### Set exercise:
Sort through the data and copy the lines holding the word "this".
==========
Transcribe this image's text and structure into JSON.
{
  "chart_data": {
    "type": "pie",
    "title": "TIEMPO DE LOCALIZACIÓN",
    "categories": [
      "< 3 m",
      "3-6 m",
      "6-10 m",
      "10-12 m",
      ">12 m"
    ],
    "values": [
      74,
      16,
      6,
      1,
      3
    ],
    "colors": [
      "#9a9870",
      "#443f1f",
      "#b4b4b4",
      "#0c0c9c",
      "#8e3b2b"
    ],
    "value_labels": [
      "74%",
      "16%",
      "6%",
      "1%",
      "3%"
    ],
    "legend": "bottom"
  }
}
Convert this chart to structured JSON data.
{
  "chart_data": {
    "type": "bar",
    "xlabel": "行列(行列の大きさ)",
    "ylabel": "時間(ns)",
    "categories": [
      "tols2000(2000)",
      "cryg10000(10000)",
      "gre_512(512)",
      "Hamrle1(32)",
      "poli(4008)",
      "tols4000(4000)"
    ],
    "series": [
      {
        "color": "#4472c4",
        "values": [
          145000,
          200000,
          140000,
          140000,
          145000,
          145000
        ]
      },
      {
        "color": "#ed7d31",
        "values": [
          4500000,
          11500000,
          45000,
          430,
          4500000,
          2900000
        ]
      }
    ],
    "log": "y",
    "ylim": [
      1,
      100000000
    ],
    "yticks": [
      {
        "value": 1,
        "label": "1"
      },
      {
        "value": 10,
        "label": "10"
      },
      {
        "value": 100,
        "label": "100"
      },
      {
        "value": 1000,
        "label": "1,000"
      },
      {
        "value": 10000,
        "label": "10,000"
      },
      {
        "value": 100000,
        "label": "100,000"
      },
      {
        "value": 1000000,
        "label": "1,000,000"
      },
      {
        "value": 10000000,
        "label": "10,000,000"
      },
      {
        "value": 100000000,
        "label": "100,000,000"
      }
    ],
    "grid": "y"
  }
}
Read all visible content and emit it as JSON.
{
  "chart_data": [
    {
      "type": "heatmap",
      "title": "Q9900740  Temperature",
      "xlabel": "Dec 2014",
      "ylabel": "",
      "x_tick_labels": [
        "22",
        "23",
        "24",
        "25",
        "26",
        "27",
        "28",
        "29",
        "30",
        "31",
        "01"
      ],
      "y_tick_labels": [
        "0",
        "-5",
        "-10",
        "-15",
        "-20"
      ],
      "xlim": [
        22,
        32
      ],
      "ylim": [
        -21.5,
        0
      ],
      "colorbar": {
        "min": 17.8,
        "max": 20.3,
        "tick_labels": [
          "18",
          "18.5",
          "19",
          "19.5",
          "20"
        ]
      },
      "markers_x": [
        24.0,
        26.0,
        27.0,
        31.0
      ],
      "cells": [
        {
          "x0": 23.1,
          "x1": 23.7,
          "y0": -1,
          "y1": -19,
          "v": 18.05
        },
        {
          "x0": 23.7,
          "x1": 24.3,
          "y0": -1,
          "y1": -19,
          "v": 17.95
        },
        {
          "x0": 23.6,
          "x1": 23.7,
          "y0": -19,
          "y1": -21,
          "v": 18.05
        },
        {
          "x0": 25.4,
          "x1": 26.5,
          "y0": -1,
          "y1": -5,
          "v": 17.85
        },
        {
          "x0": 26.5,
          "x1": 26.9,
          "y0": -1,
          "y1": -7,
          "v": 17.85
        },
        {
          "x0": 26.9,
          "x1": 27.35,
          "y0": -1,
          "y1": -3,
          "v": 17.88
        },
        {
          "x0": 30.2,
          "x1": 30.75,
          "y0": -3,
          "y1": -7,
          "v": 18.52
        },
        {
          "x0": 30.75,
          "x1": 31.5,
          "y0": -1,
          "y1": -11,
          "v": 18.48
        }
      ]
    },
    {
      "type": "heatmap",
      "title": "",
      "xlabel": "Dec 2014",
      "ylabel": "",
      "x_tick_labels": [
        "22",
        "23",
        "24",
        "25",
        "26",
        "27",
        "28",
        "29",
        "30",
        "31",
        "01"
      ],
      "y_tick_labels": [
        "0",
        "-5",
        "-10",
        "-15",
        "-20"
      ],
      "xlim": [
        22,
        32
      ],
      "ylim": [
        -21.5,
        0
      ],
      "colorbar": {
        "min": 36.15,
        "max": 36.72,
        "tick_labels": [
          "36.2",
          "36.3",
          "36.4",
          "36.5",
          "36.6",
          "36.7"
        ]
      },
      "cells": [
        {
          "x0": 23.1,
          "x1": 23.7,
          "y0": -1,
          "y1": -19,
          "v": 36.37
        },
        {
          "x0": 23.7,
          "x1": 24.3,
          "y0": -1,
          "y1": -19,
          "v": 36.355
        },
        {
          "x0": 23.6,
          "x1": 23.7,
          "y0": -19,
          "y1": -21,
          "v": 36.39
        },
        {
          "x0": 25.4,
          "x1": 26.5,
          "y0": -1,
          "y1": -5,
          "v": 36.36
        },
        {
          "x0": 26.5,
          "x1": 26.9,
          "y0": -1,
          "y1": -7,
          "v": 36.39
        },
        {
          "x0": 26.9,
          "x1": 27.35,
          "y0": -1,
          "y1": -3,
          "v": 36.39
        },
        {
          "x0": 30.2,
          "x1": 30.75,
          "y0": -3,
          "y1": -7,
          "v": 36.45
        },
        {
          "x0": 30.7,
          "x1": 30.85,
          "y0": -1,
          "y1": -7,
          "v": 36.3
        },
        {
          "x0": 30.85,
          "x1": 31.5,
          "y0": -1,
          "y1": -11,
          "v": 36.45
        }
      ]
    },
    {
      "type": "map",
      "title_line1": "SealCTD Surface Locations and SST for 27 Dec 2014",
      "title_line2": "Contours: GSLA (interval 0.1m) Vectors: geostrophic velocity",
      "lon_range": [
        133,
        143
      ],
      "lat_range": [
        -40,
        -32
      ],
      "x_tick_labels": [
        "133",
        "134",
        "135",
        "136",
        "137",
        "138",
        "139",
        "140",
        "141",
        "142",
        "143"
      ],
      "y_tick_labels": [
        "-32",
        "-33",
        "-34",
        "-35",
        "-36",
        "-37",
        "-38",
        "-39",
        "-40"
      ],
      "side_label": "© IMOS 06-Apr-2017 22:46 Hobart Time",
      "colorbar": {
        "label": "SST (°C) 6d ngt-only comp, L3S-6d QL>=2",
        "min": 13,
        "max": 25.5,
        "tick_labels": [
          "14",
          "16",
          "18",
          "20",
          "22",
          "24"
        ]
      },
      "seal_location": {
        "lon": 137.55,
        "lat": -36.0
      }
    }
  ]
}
==========
### Final result:
Transcribe this image's text and structure into JSON.
Convert this chart to structured JSON data.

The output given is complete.